Dataset rows about figures:
___

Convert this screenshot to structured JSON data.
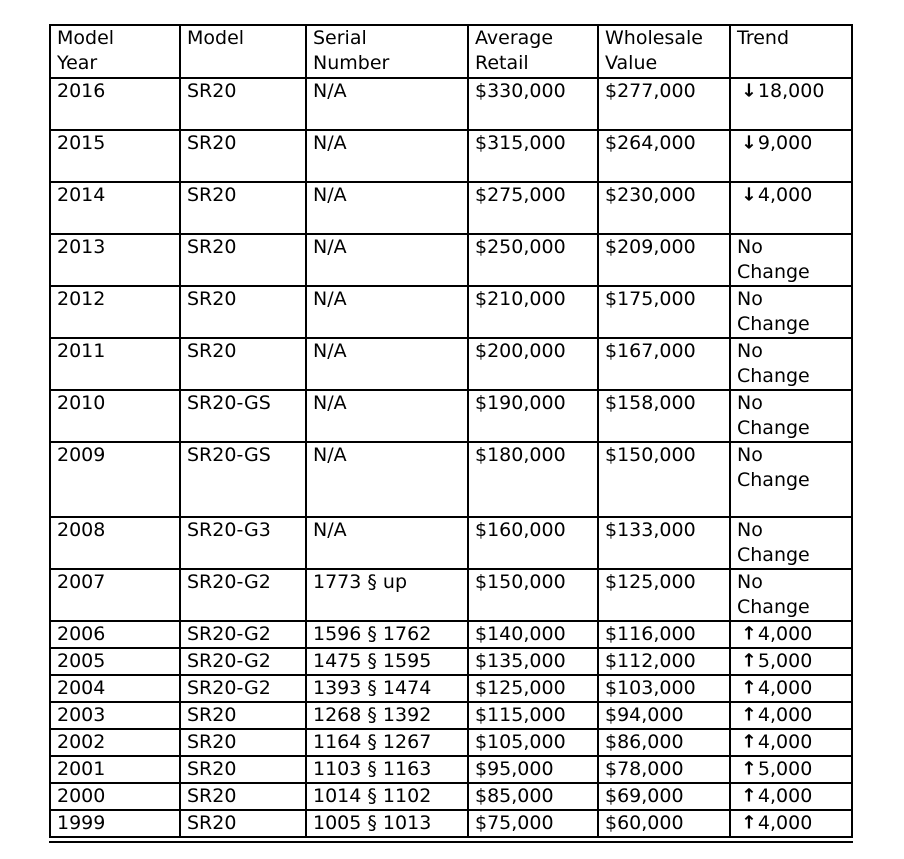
{
  "table": {
    "name": "aircraft-bluebook-value-table",
    "columns": [
      {
        "key": "year",
        "label": "Model\nYear"
      },
      {
        "key": "model",
        "label": "Model"
      },
      {
        "key": "serial",
        "label": "Serial\nNumber"
      },
      {
        "key": "retail",
        "label": "Average\nRetail"
      },
      {
        "key": "wholesale",
        "label": "Wholesale\nValue"
      },
      {
        "key": "trend",
        "label": "Trend"
      }
    ],
    "rows": [
      {
        "size": "tall",
        "year": "2016",
        "model": "SR20",
        "serial": "N/A",
        "retail": "$330,000",
        "wholesale": "$277,000",
        "trend": {
          "dir": "down",
          "arrow": "↓",
          "value": "18,000"
        }
      },
      {
        "size": "tall",
        "year": "2015",
        "model": "SR20",
        "serial": "N/A",
        "retail": "$315,000",
        "wholesale": "$264,000",
        "trend": {
          "dir": "down",
          "arrow": "↓",
          "value": "9,000"
        }
      },
      {
        "size": "tall",
        "year": "2014",
        "model": "SR20",
        "serial": "N/A",
        "retail": "$275,000",
        "wholesale": "$230,000",
        "trend": {
          "dir": "down",
          "arrow": "↓",
          "value": "4,000"
        }
      },
      {
        "size": "tall",
        "year": "2013",
        "model": "SR20",
        "serial": "N/A",
        "retail": "$250,000",
        "wholesale": "$209,000",
        "trend": {
          "dir": "none",
          "text": "No\nChange"
        }
      },
      {
        "size": "tall",
        "year": "2012",
        "model": "SR20",
        "serial": "N/A",
        "retail": "$210,000",
        "wholesale": "$175,000",
        "trend": {
          "dir": "none",
          "text": "No\nChange"
        }
      },
      {
        "size": "tall",
        "year": "2011",
        "model": "SR20",
        "serial": "N/A",
        "retail": "$200,000",
        "wholesale": "$167,000",
        "trend": {
          "dir": "none",
          "text": "No\nChange"
        }
      },
      {
        "size": "tall",
        "year": "2010",
        "model": "SR20-GS",
        "serial": "N/A",
        "retail": "$190,000",
        "wholesale": "$158,000",
        "trend": {
          "dir": "none",
          "text": "No\nChange"
        }
      },
      {
        "size": "xtall",
        "year": "2009",
        "model": "SR20-GS",
        "serial": "N/A",
        "retail": "$180,000",
        "wholesale": "$150,000",
        "trend": {
          "dir": "none",
          "text": "No\nChange"
        }
      },
      {
        "size": "tall",
        "year": "2008",
        "model": "SR20-G3",
        "serial": "N/A",
        "retail": "$160,000",
        "wholesale": "$133,000",
        "trend": {
          "dir": "none",
          "text": "No\nChange"
        }
      },
      {
        "size": "tall",
        "year": "2007",
        "model": "SR20-G2",
        "serial": "1773 § up",
        "retail": "$150,000",
        "wholesale": "$125,000",
        "trend": {
          "dir": "none",
          "text": "No\nChange"
        }
      },
      {
        "size": "short",
        "year": "2006",
        "model": "SR20-G2",
        "serial": "1596 § 1762",
        "retail": "$140,000",
        "wholesale": "$116,000",
        "trend": {
          "dir": "up",
          "arrow": "↑",
          "value": "4,000"
        }
      },
      {
        "size": "short",
        "year": "2005",
        "model": "SR20-G2",
        "serial": "1475 § 1595",
        "retail": "$135,000",
        "wholesale": "$112,000",
        "trend": {
          "dir": "up",
          "arrow": "↑",
          "value": "5,000"
        }
      },
      {
        "size": "short",
        "year": "2004",
        "model": "SR20-G2",
        "serial": "1393 § 1474",
        "retail": "$125,000",
        "wholesale": "$103,000",
        "trend": {
          "dir": "up",
          "arrow": "↑",
          "value": "4,000"
        }
      },
      {
        "size": "short",
        "year": "2003",
        "model": "SR20",
        "serial": "1268 § 1392",
        "retail": "$115,000",
        "wholesale": "$94,000",
        "trend": {
          "dir": "up",
          "arrow": "↑",
          "value": "4,000"
        }
      },
      {
        "size": "short",
        "year": "2002",
        "model": "SR20",
        "serial": "1164 § 1267",
        "retail": "$105,000",
        "wholesale": "$86,000",
        "trend": {
          "dir": "up",
          "arrow": "↑",
          "value": "4,000"
        }
      },
      {
        "size": "short",
        "year": "2001",
        "model": "SR20",
        "serial": "1103 § 1163",
        "retail": "$95,000",
        "wholesale": "$78,000",
        "trend": {
          "dir": "up",
          "arrow": "↑",
          "value": "5,000"
        }
      },
      {
        "size": "short",
        "year": "2000",
        "model": "SR20",
        "serial": "1014 § 1102",
        "retail": "$85,000",
        "wholesale": "$69,000",
        "trend": {
          "dir": "up",
          "arrow": "↑",
          "value": "4,000"
        }
      },
      {
        "size": "short",
        "year": "1999",
        "model": "SR20",
        "serial": "1005 § 1013",
        "retail": "$75,000",
        "wholesale": "$60,000",
        "trend": {
          "dir": "up",
          "arrow": "↑",
          "value": "4,000"
        }
      }
    ]
  },
  "colors": {
    "border": "#000000",
    "text": "#000000",
    "background": "#ffffff"
  }
}
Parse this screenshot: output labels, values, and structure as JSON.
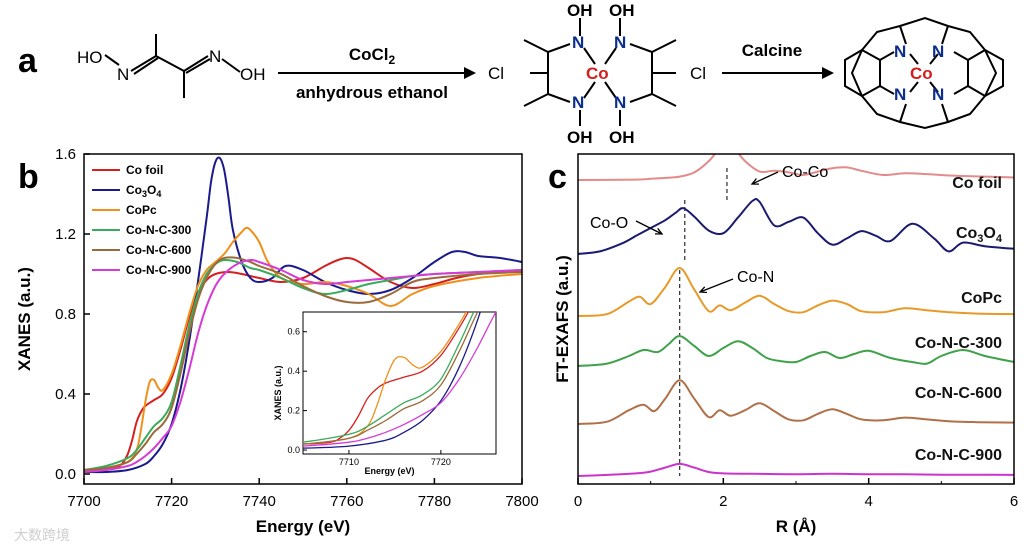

___

→ **Directions for this task**: All records above are to be printed exactly, minus the pictures they contain.

→ **Problem solution**:
Convert this screenshot to structured JSON data.
{
  "table": {
    "name": "aircraft-bluebook-value-table",
    "columns": [
      {
        "key": "year",
        "label": "Model\nYear"
      },
      {
        "key": "model",
        "label": "Model"
      },
      {
        "key": "serial",
        "label": "Serial\nNumber"
      },
      {
        "key": "retail",
        "label": "Average\nRetail"
      },
      {
        "key": "wholesale",
        "label": "Wholesale\nValue"
      },
      {
        "key": "trend",
        "label": "Trend"
      }
    ],
    "rows": [
      {
        "size": "tall",
        "year": "2016",
        "model": "SR20",
        "serial": "N/A",
        "retail": "$330,000",
        "wholesale": "$277,000",
        "trend": {
          "dir": "down",
          "arrow": "↓",
          "value": "18,000"
        }
      },
      {
        "size": "tall",
        "year": "2015",
        "model": "SR20",
        "serial": "N/A",
        "retail": "$315,000",
        "wholesale": "$264,000",
        "trend": {
          "dir": "down",
          "arrow": "↓",
          "value": "9,000"
        }
      },
      {
        "size": "tall",
        "year": "2014",
        "model": "SR20",
        "serial": "N/A",
        "retail": "$275,000",
        "wholesale": "$230,000",
        "trend": {
          "dir": "down",
          "arrow": "↓",
          "value": "4,000"
        }
      },
      {
        "size": "tall",
        "year": "2013",
        "model": "SR20",
        "serial": "N/A",
        "retail": "$250,000",
        "wholesale": "$209,000",
        "trend": {
          "dir": "none",
          "text": "No\nChange"
        }
      },
      {
        "size": "tall",
        "year": "2012",
        "model": "SR20",
        "serial": "N/A",
        "retail": "$210,000",
        "wholesale": "$175,000",
        "trend": {
          "dir": "none",
          "text": "No\nChange"
        }
      },
      {
        "size": "tall",
        "year": "2011",
        "model": "SR20",
        "serial": "N/A",
        "retail": "$200,000",
        "wholesale": "$167,000",
        "trend": {
          "dir": "none",
          "text": "No\nChange"
        }
      },
      {
        "size": "tall",
        "year": "2010",
        "model": "SR20-GS",
        "serial": "N/A",
        "retail": "$190,000",
        "wholesale": "$158,000",
        "trend": {
          "dir": "none",
          "text": "No\nChange"
        }
      },
      {
        "size": "xtall",
        "year": "2009",
        "model": "SR20-GS",
        "serial": "N/A",
        "retail": "$180,000",
        "wholesale": "$150,000",
        "trend": {
          "dir": "none",
          "text": "No\nChange"
        }
      },
      {
        "size": "tall",
        "year": "2008",
        "model": "SR20-G3",
        "serial": "N/A",
        "retail": "$160,000",
        "wholesale": "$133,000",
        "trend": {
          "dir": "none",
          "text": "No\nChange"
        }
      },
      {
        "size": "tall",
        "year": "2007",
        "model": "SR20-G2",
        "serial": "1773 § up",
        "retail": "$150,000",
        "wholesale": "$125,000",
        "trend": {
          "dir": "none",
          "text": "No\nChange"
        }
      },
      {
        "size": "short",
        "year": "2006",
        "model": "SR20-G2",
        "serial": "1596 § 1762",
        "retail": "$140,000",
        "wholesale": "$116,000",
        "trend": {
          "dir": "up",
          "arrow": "↑",
          "value": "4,000"
        }
      },
      {
        "size": "short",
        "year": "2005",
        "model": "SR20-G2",
        "serial": "1475 § 1595",
        "retail": "$135,000",
        "wholesale": "$112,000",
        "trend": {
          "dir": "up",
          "arrow": "↑",
          "value": "5,000"
        }
      },
      {
        "size": "short",
        "year": "2004",
        "model": "SR20-G2",
        "serial": "1393 § 1474",
        "retail": "$125,000",
        "wholesale": "$103,000",
        "trend": {
          "dir": "up",
          "arrow": "↑",
          "value": "4,000"
        }
      },
      {
        "size": "short",
        "year": "2003",
        "model": "SR20",
        "serial": "1268 § 1392",
        "retail": "$115,000",
        "wholesale": "$94,000",
        "trend": {
          "dir": "up",
          "arrow": "↑",
          "value": "4,000"
        }
      },
      {
        "size": "short",
        "year": "2002",
        "model": "SR20",
        "serial": "1164 § 1267",
        "retail": "$105,000",
        "wholesale": "$86,000",
        "trend": {
          "dir": "up",
          "arrow": "↑",
          "value": "4,000"
        }
      },
      {
        "size": "short",
        "year": "2001",
        "model": "SR20",
        "serial": "1103 § 1163",
        "retail": "$95,000",
        "wholesale": "$78,000",
        "trend": {
          "dir": "up",
          "arrow": "↑",
          "value": "5,000"
        }
      },
      {
        "size": "short",
        "year": "2000",
        "model": "SR20",
        "serial": "1014 § 1102",
        "retail": "$85,000",
        "wholesale": "$69,000",
        "trend": {
          "dir": "up",
          "arrow": "↑",
          "value": "4,000"
        }
      },
      {
        "size": "short",
        "year": "1999",
        "model": "SR20",
        "serial": "1005 § 1013",
        "retail": "$75,000",
        "wholesale": "$60,000",
        "trend": {
          "dir": "up",
          "arrow": "↑",
          "value": "4,000"
        }
      }
    ]
  },
  "colors": {
    "border": "#000000",
    "text": "#000000",
    "background": "#ffffff"
  }
}
Parse this screenshot: output labels, values, and structure as JSON.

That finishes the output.